> **PROVIDED DATA**
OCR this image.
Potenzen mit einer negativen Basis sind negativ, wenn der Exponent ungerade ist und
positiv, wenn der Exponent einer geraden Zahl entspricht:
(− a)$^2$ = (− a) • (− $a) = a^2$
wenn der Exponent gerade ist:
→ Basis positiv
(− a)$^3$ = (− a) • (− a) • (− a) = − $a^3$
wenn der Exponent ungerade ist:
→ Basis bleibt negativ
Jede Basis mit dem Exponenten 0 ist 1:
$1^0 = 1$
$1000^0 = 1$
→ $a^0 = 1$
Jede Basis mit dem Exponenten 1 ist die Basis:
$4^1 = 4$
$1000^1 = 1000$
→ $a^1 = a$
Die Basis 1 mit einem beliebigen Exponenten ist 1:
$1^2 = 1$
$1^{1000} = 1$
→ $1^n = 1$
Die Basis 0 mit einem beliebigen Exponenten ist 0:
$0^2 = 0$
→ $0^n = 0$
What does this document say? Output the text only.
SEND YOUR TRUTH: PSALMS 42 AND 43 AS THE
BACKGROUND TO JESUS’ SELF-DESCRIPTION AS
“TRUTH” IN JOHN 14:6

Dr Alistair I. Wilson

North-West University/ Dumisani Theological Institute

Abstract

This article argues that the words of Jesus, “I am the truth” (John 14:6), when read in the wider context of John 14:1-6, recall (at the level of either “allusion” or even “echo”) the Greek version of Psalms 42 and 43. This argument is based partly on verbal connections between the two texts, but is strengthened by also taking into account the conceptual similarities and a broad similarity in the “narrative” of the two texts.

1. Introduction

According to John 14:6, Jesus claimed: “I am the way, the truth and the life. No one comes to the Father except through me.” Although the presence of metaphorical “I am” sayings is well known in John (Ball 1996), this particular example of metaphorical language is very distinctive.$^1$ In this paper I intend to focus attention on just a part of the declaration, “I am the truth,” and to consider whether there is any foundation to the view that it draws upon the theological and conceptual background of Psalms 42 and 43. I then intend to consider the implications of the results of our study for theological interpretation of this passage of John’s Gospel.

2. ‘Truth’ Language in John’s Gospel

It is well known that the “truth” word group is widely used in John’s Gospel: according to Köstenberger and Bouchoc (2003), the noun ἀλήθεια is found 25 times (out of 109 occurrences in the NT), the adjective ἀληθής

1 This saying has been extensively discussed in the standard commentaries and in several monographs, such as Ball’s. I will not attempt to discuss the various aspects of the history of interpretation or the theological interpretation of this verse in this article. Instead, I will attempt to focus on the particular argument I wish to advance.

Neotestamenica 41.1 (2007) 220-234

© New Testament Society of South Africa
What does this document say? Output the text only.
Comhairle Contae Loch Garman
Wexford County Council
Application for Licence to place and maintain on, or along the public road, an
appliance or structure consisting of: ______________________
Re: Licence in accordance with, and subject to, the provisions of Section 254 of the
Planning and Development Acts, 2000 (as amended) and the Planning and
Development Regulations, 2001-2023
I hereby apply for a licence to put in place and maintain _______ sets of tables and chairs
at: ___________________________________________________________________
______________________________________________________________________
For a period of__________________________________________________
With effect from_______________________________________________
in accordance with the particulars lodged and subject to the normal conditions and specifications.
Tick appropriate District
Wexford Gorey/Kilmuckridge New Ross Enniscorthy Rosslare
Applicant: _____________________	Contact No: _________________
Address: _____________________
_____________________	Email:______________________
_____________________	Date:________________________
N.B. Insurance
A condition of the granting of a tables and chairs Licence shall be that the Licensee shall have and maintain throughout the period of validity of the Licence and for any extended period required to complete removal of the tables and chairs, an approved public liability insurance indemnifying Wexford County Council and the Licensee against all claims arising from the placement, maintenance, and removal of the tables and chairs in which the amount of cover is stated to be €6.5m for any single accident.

> **YOUR INSTRUCTIONS**
Gather each line holding the string "wenn".

> **FULL RESPONSE**
Potenzen mit einer negativen Basis sind negativ, wenn der Exponent ungerade ist und
positiv, wenn der Exponent einer geraden Zahl entspricht:
wenn der Exponent gerade ist:
wenn der Exponent ungerade ist:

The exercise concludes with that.